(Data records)
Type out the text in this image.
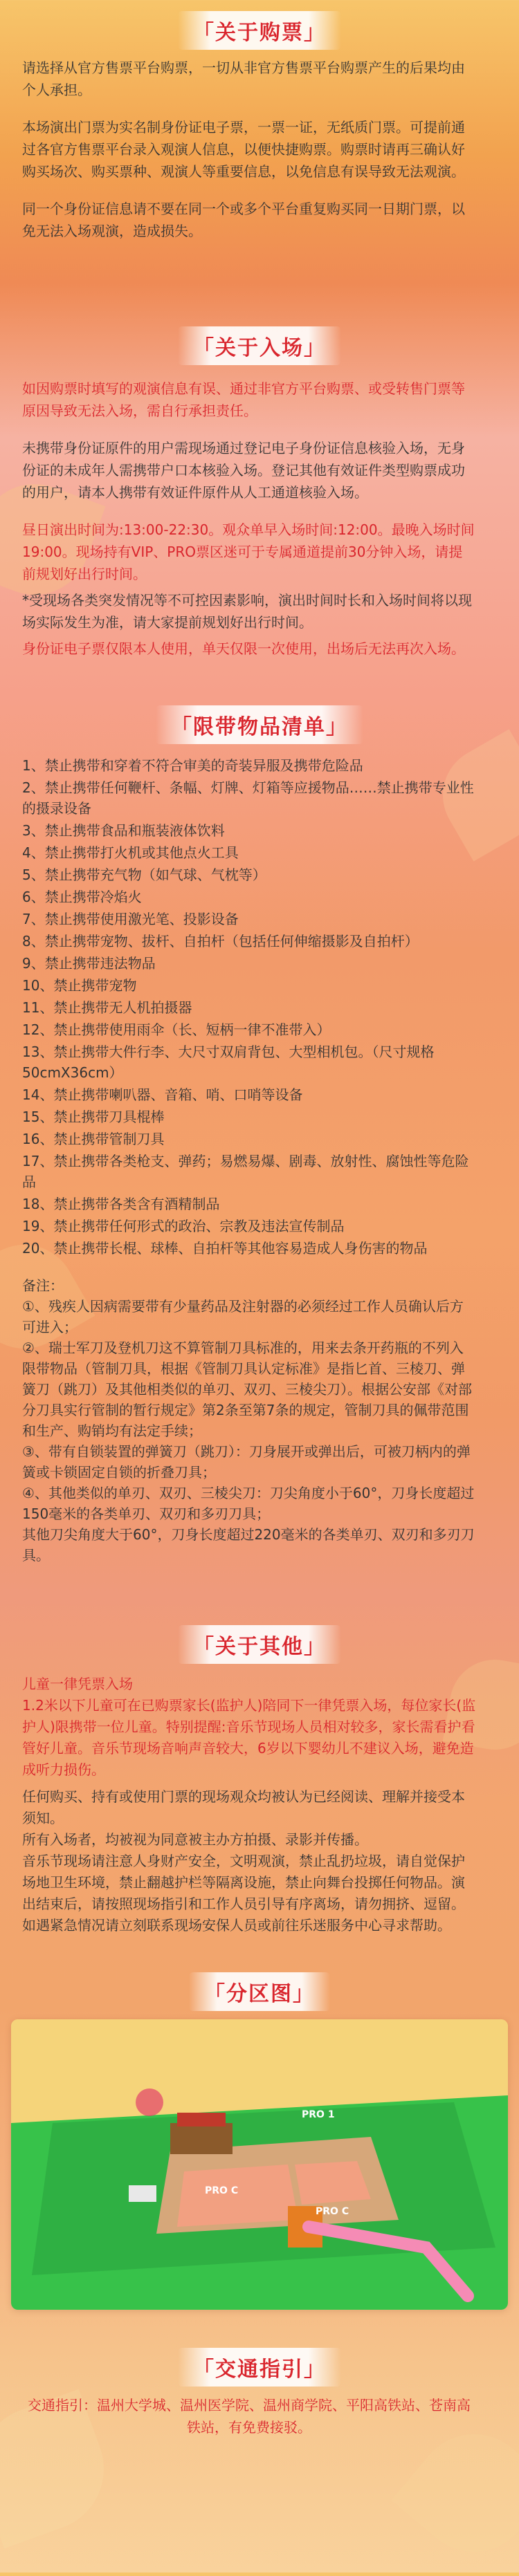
「关于购票」

请选择从官方售票平台购票，一切从非官方售票平台购票产生的后果均由个人承担。

本场演出门票为实名制身份证电子票，一票一证，无纸质门票。可提前通过各官方售票平台录入观演人信息，以便快捷购票。购票时请再三确认好购买场次、购买票种、观演人等重要信息，以免信息有误导致无法观演。

同一个身份证信息请不要在同一个或多个平台重复购买同一日期门票，以免无法入场观演，造成损失。

「关于入场」

如因购票时填写的观演信息有误、通过非官方平台购票、或受转售门票等原因导致无法入场，需自行承担责任。

未携带身份证原件的用户需现场通过登记电子身份证信息核验入场，无身份证的未成年人需携带户口本核验入场。登记其他有效证件类型购票成功的用户，请本人携带有效证件原件从人工通道核验入场。

昼日演出时间为:13:00-22:30。观众单早入场时间:12:00。最晚入场时间19:00。现场持有VIP、PRO票区迷可于专属通道提前30分钟入场，请提前规划好出行时间。

*受现场各类突发情况等不可控因素影响，演出时间时长和入场时间将以现场实际发生为准，请大家提前规划好出行时间。

身份证电子票仅限本人使用，单天仅限一次使用，出场后无法再次入场。

「限带物品清单」
1、禁止携带和穿着不符合审美的奇装异服及携带危险品
2、禁止携带任何鞭杆、条幅、灯牌、灯箱等应援物品……禁止携带专业性的摄录设备
3、禁止携带食品和瓶装液体饮料
4、禁止携带打火机或其他点火工具
5、禁止携带充气物（如气球、气枕等）
6、禁止携带冷焰火
7、禁止携带使用激光笔、投影设备
8、禁止携带宠物、拔杆、自拍杆（包括任何伸缩摄影及自拍杆）
9、禁止携带违法物品
10、禁止携带宠物
11、禁止携带无人机拍摄器
12、禁止携带使用雨伞（长、短柄一律不准带入）
13、禁止携带大件行李、大尺寸双肩背包、大型相机包。（尺寸规格50cmX36cm）
14、禁止携带喇叭器、音箱、哨、口哨等设备
15、禁止携带刀具棍棒
16、禁止携带管制刀具
17、禁止携带各类枪支、弹药；易燃易爆、剧毒、放射性、腐蚀性等危险品
18、禁止携带各类含有酒精制品
19、禁止携带任何形式的政治、宗教及违法宣传制品
20、禁止携带长棍、球棒、自拍杆等其他容易造成人身伤害的物品

备注：

①、残疾人因病需要带有少量药品及注射器的必须经过工作人员确认后方可进入；

②、瑞士军刀及登机刀这不算管制刀具标准的，用来去条开药瓶的不列入限带物品（管制刀具，根据《管制刀具认定标准》是指匕首、三棱刀、弹簧刀（跳刀）及其他相类似的单刃、双刃、三棱尖刀）。根据公安部《对部分刀具实行管制的暂行规定》第2条至第7条的规定，管制刀具的佩带范围和生产、购销均有法定手续；

③、带有自锁装置的弹簧刀（跳刀）：刀身展开或弹出后，可被刀柄内的弹簧或卡锁固定自锁的折叠刀具；

④、其他类似的单刃、双刃、三棱尖刀：刀尖角度小于60°，刀身长度超过150毫米的各类单刃、双刃和多刃刀具；

其他刀尖角度大于60°，刀身长度超过220毫米的各类单刃、双刃和多刃刀具。

「关于其他」

儿童一律凭票入场

1.2米以下儿童可在已购票家长(监护人)陪同下一律凭票入场，每位家长(监护人)限携带一位儿童。特别提醒:音乐节现场人员相对较多，家长需看护看管好儿童。音乐节现场音响声音较大，6岁以下婴幼儿不建议入场，避免造成听力损伤。

任何购买、持有或使用门票的现场观众均被认为已经阅读、理解并接受本须知。

所有入场者，均被视为同意被主办方拍摄、录影并传播。

音乐节现场请注意人身财产安全，文明观演，禁止乱扔垃圾，请自觉保护场地卫生环境，禁止翻越护栏等隔离设施，禁止向舞台投掷任何物品。演出结束后，请按照现场指引和工作人员引导有序离场，请勿拥挤、逗留。如遇紧急情况请立刻联系现场安保人员或前往乐迷服务中心寻求帮助。

「分区图」
PRO 1
PRO C
PRO C
「交通指引」

交通指引：温州大学城、温州医学院、温州商学院、平阳高铁站、苍南高铁站，有免费接驳。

* **OBJECTIVE**:
Transcribe the material as is, with images omitted.

* **CORRECT ANSWER**:
Type out the text in this image.
「关于购票」

请选择从官方售票平台购票，一切从非官方售票平台购票产生的后果均由个人承担。

本场演出门票为实名制身份证电子票，一票一证，无纸质门票。可提前通过各官方售票平台录入观演人信息，以便快捷购票。购票时请再三确认好购买场次、购买票种、观演人等重要信息，以免信息有误导致无法观演。

同一个身份证信息请不要在同一个或多个平台重复购买同一日期门票，以免无法入场观演，造成损失。

「关于入场」

如因购票时填写的观演信息有误、通过非官方平台购票、或受转售门票等原因导致无法入场，需自行承担责任。

未携带身份证原件的用户需现场通过登记电子身份证信息核验入场，无身份证的未成年人需携带户口本核验入场。登记其他有效证件类型购票成功的用户，请本人携带有效证件原件从人工通道核验入场。

昼日演出时间为:13:00-22:30。观众单早入场时间:12:00。最晚入场时间19:00。现场持有VIP、PRO票区迷可于专属通道提前30分钟入场，请提前规划好出行时间。

*受现场各类突发情况等不可控因素影响，演出时间时长和入场时间将以现场实际发生为准，请大家提前规划好出行时间。

身份证电子票仅限本人使用，单天仅限一次使用，出场后无法再次入场。

「限带物品清单」
1、禁止携带和穿着不符合审美的奇装异服及携带危险品
2、禁止携带任何鞭杆、条幅、灯牌、灯箱等应援物品……禁止携带专业性的摄录设备
3、禁止携带食品和瓶装液体饮料
4、禁止携带打火机或其他点火工具
5、禁止携带充气物（如气球、气枕等）
6、禁止携带冷焰火
7、禁止携带使用激光笔、投影设备
8、禁止携带宠物、拔杆、自拍杆（包括任何伸缩摄影及自拍杆）
9、禁止携带违法物品
10、禁止携带宠物
11、禁止携带无人机拍摄器
12、禁止携带使用雨伞（长、短柄一律不准带入）
13、禁止携带大件行李、大尺寸双肩背包、大型相机包。（尺寸规格50cmX36cm）
14、禁止携带喇叭器、音箱、哨、口哨等设备
15、禁止携带刀具棍棒
16、禁止携带管制刀具
17、禁止携带各类枪支、弹药；易燃易爆、剧毒、放射性、腐蚀性等危险品
18、禁止携带各类含有酒精制品
19、禁止携带任何形式的政治、宗教及违法宣传制品
20、禁止携带长棍、球棒、自拍杆等其他容易造成人身伤害的物品

备注：

①、残疾人因病需要带有少量药品及注射器的必须经过工作人员确认后方可进入；

②、瑞士军刀及登机刀这不算管制刀具标准的，用来去条开药瓶的不列入限带物品（管制刀具，根据《管制刀具认定标准》是指匕首、三棱刀、弹簧刀（跳刀）及其他相类似的单刃、双刃、三棱尖刀）。根据公安部《对部分刀具实行管制的暂行规定》第2条至第7条的规定，管制刀具的佩带范围和生产、购销均有法定手续；

③、带有自锁装置的弹簧刀（跳刀）：刀身展开或弹出后，可被刀柄内的弹簧或卡锁固定自锁的折叠刀具；

④、其他类似的单刃、双刃、三棱尖刀：刀尖角度小于60°，刀身长度超过150毫米的各类单刃、双刃和多刃刀具；

其他刀尖角度大于60°，刀身长度超过220毫米的各类单刃、双刃和多刃刀具。

「关于其他」

儿童一律凭票入场

1.2米以下儿童可在已购票家长(监护人)陪同下一律凭票入场，每位家长(监护人)限携带一位儿童。特别提醒:音乐节现场人员相对较多，家长需看护看管好儿童。音乐节现场音响声音较大，6岁以下婴幼儿不建议入场，避免造成听力损伤。

任何购买、持有或使用门票的现场观众均被认为已经阅读、理解并接受本须知。

所有入场者，均被视为同意被主办方拍摄、录影并传播。

音乐节现场请注意人身财产安全，文明观演，禁止乱扔垃圾，请自觉保护场地卫生环境，禁止翻越护栏等隔离设施，禁止向舞台投掷任何物品。演出结束后，请按照现场指引和工作人员引导有序离场，请勿拥挤、逗留。如遇紧急情况请立刻联系现场安保人员或前往乐迷服务中心寻求帮助。

「分区图」
PRO 1
PRO C
PRO C
「交通指引」

交通指引：温州大学城、温州医学院、温州商学院、平阳高铁站、苍南高铁站，有免费接驳。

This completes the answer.